--- OBJECTIVE ---
Give the records back in full, exactly as they read.

--- DATA SHOWN ---
....
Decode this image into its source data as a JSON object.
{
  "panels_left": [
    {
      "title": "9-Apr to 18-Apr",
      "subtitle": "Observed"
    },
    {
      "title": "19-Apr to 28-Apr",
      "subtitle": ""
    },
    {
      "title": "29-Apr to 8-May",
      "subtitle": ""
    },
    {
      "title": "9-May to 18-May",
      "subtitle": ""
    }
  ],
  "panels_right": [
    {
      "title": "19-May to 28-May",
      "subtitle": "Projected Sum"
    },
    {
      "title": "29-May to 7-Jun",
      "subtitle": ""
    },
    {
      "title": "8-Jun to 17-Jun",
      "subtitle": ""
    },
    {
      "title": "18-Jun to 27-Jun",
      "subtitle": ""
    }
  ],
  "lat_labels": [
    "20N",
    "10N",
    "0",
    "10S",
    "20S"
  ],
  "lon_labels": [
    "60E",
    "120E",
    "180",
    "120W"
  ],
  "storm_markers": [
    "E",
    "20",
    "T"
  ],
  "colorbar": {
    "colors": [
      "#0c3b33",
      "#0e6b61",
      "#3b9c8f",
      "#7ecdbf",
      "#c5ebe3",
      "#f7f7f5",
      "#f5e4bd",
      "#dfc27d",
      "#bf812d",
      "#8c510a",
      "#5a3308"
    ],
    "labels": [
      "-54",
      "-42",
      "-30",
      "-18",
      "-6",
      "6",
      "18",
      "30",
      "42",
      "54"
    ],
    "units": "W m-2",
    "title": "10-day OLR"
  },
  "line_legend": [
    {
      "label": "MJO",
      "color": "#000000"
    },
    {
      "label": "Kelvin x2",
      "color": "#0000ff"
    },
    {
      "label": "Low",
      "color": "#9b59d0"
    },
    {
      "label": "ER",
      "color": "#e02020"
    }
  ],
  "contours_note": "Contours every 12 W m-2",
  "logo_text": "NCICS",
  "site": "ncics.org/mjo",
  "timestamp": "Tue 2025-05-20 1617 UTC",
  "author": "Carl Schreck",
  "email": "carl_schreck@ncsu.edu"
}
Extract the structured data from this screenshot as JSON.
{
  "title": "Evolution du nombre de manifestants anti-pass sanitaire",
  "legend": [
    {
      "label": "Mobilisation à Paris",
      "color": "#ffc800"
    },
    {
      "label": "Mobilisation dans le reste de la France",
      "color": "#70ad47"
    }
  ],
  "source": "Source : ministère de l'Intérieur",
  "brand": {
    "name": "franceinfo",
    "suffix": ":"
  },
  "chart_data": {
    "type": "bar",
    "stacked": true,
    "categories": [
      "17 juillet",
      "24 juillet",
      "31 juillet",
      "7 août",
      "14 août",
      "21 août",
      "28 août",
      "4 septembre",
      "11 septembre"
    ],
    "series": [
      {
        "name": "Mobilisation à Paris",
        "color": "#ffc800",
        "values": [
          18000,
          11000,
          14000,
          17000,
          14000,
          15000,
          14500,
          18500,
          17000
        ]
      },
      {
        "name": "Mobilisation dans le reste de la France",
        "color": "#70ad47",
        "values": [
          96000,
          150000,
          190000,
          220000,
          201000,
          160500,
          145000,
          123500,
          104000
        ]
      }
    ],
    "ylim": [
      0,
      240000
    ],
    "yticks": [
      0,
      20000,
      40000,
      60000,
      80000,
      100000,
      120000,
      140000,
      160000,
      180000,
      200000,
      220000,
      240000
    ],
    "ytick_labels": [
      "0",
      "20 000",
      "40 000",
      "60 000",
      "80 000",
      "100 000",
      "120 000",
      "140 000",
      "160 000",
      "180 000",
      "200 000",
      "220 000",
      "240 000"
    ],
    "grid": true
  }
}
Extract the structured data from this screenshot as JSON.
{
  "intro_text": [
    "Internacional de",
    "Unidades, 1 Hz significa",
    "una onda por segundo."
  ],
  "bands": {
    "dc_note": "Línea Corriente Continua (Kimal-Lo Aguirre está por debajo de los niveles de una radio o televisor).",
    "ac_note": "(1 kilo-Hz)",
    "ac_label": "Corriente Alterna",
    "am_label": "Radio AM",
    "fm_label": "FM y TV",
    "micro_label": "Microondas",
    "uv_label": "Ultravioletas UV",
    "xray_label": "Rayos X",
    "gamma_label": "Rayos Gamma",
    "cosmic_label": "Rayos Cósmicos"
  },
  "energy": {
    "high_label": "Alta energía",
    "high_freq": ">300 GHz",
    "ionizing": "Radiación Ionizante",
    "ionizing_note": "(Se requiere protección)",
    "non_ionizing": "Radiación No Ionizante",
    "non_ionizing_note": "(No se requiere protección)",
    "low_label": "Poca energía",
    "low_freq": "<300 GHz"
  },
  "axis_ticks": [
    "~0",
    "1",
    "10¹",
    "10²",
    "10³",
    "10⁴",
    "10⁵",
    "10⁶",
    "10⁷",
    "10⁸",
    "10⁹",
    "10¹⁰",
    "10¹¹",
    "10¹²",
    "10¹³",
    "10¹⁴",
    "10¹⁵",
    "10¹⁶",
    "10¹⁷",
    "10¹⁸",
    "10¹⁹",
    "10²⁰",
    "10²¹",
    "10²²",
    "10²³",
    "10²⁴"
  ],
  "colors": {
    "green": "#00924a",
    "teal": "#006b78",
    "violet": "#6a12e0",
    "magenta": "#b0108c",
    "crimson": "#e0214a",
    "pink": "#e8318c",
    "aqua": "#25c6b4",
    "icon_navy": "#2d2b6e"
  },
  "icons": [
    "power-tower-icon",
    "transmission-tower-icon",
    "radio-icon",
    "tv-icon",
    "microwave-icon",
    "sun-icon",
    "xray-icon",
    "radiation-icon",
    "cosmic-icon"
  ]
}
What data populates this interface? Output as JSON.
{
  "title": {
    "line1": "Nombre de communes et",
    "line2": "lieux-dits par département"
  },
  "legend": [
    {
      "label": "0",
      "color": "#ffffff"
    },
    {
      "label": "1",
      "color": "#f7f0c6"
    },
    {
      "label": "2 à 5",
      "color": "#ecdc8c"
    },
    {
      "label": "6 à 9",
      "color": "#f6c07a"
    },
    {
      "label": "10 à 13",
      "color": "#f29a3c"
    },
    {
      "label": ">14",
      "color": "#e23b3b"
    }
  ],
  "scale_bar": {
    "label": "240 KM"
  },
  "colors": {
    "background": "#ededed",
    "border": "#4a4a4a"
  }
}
....
--- ANSWER TO THIS PROBLEM ---
Decode this image into its source data as a JSON object.
{
  "panels_left": [
    {
      "title": "9-Apr to 18-Apr",
      "subtitle": "Observed"
    },
    {
      "title": "19-Apr to 28-Apr",
      "subtitle": ""
    },
    {
      "title": "29-Apr to 8-May",
      "subtitle": ""
    },
    {
      "title": "9-May to 18-May",
      "subtitle": ""
    }
  ],
  "panels_right": [
    {
      "title": "19-May to 28-May",
      "subtitle": "Projected Sum"
    },
    {
      "title": "29-May to 7-Jun",
      "subtitle": ""
    },
    {
      "title": "8-Jun to 17-Jun",
      "subtitle": ""
    },
    {
      "title": "18-Jun to 27-Jun",
      "subtitle": ""
    }
  ],
  "lat_labels": [
    "20N",
    "10N",
    "0",
    "10S",
    "20S"
  ],
  "lon_labels": [
    "60E",
    "120E",
    "180",
    "120W"
  ],
  "storm_markers": [
    "E",
    "20",
    "T"
  ],
  "colorbar": {
    "colors": [
      "#0c3b33",
      "#0e6b61",
      "#3b9c8f",
      "#7ecdbf",
      "#c5ebe3",
      "#f7f7f5",
      "#f5e4bd",
      "#dfc27d",
      "#bf812d",
      "#8c510a",
      "#5a3308"
    ],
    "labels": [
      "-54",
      "-42",
      "-30",
      "-18",
      "-6",
      "6",
      "18",
      "30",
      "42",
      "54"
    ],
    "units": "W m-2",
    "title": "10-day OLR"
  },
  "line_legend": [
    {
      "label": "MJO",
      "color": "#000000"
    },
    {
      "label": "Kelvin x2",
      "color": "#0000ff"
    },
    {
      "label": "Low",
      "color": "#9b59d0"
    },
    {
      "label": "ER",
      "color": "#e02020"
    }
  ],
  "contours_note": "Contours every 12 W m-2",
  "logo_text": "NCICS",
  "site": "ncics.org/mjo",
  "timestamp": "Tue 2025-05-20 1617 UTC",
  "author": "Carl Schreck",
  "email": "carl_schreck@ncsu.edu"
}
Extract the structured data from this screenshot as JSON.
{
  "title": "Evolution du nombre de manifestants anti-pass sanitaire",
  "legend": [
    {
      "label": "Mobilisation à Paris",
      "color": "#ffc800"
    },
    {
      "label": "Mobilisation dans le reste de la France",
      "color": "#70ad47"
    }
  ],
  "source": "Source : ministère de l'Intérieur",
  "brand": {
    "name": "franceinfo",
    "suffix": ":"
  },
  "chart_data": {
    "type": "bar",
    "stacked": true,
    "categories": [
      "17 juillet",
      "24 juillet",
      "31 juillet",
      "7 août",
      "14 août",
      "21 août",
      "28 août",
      "4 septembre",
      "11 septembre"
    ],
    "series": [
      {
        "name": "Mobilisation à Paris",
        "color": "#ffc800",
        "values": [
          18000,
          11000,
          14000,
          17000,
          14000,
          15000,
          14500,
          18500,
          17000
        ]
      },
      {
        "name": "Mobilisation dans le reste de la France",
        "color": "#70ad47",
        "values": [
          96000,
          150000,
          190000,
          220000,
          201000,
          160500,
          145000,
          123500,
          104000
        ]
      }
    ],
    "ylim": [
      0,
      240000
    ],
    "yticks": [
      0,
      20000,
      40000,
      60000,
      80000,
      100000,
      120000,
      140000,
      160000,
      180000,
      200000,
      220000,
      240000
    ],
    "ytick_labels": [
      "0",
      "20 000",
      "40 000",
      "60 000",
      "80 000",
      "100 000",
      "120 000",
      "140 000",
      "160 000",
      "180 000",
      "200 000",
      "220 000",
      "240 000"
    ],
    "grid": true
  }
}
Extract the structured data from this screenshot as JSON.
{
  "intro_text": [
    "Internacional de",
    "Unidades, 1 Hz significa",
    "una onda por segundo."
  ],
  "bands": {
    "dc_note": "Línea Corriente Continua (Kimal-Lo Aguirre está por debajo de los niveles de una radio o televisor).",
    "ac_note": "(1 kilo-Hz)",
    "ac_label": "Corriente Alterna",
    "am_label": "Radio AM",
    "fm_label": "FM y TV",
    "micro_label": "Microondas",
    "uv_label": "Ultravioletas UV",
    "xray_label": "Rayos X",
    "gamma_label": "Rayos Gamma",
    "cosmic_label": "Rayos Cósmicos"
  },
  "energy": {
    "high_label": "Alta energía",
    "high_freq": ">300 GHz",
    "ionizing": "Radiación Ionizante",
    "ionizing_note": "(Se requiere protección)",
    "non_ionizing": "Radiación No Ionizante",
    "non_ionizing_note": "(No se requiere protección)",
    "low_label": "Poca energía",
    "low_freq": "<300 GHz"
  },
  "axis_ticks": [
    "~0",
    "1",
    "10¹",
    "10²",
    "10³",
    "10⁴",
    "10⁵",
    "10⁶",
    "10⁷",
    "10⁸",
    "10⁹",
    "10¹⁰",
    "10¹¹",
    "10¹²",
    "10¹³",
    "10¹⁴",
    "10¹⁵",
    "10¹⁶",
    "10¹⁷",
    "10¹⁸",
    "10¹⁹",
    "10²⁰",
    "10²¹",
    "10²²",
    "10²³",
    "10²⁴"
  ],
  "colors": {
    "green": "#00924a",
    "teal": "#006b78",
    "violet": "#6a12e0",
    "magenta": "#b0108c",
    "crimson": "#e0214a",
    "pink": "#e8318c",
    "aqua": "#25c6b4",
    "icon_navy": "#2d2b6e"
  },
  "icons": [
    "power-tower-icon",
    "transmission-tower-icon",
    "radio-icon",
    "tv-icon",
    "microwave-icon",
    "sun-icon",
    "xray-icon",
    "radiation-icon",
    "cosmic-icon"
  ]
}
What data populates this interface? Output as JSON.
{
  "title": {
    "line1": "Nombre de communes et",
    "line2": "lieux-dits par département"
  },
  "legend": [
    {
      "label": "0",
      "color": "#ffffff"
    },
    {
      "label": "1",
      "color": "#f7f0c6"
    },
    {
      "label": "2 à 5",
      "color": "#ecdc8c"
    },
    {
      "label": "6 à 9",
      "color": "#f6c07a"
    },
    {
      "label": "10 à 13",
      "color": "#f29a3c"
    },
    {
      "label": ">14",
      "color": "#e23b3b"
    }
  ],
  "scale_bar": {
    "label": "240 KM"
  },
  "colors": {
    "background": "#ededed",
    "border": "#4a4a4a"
  }
}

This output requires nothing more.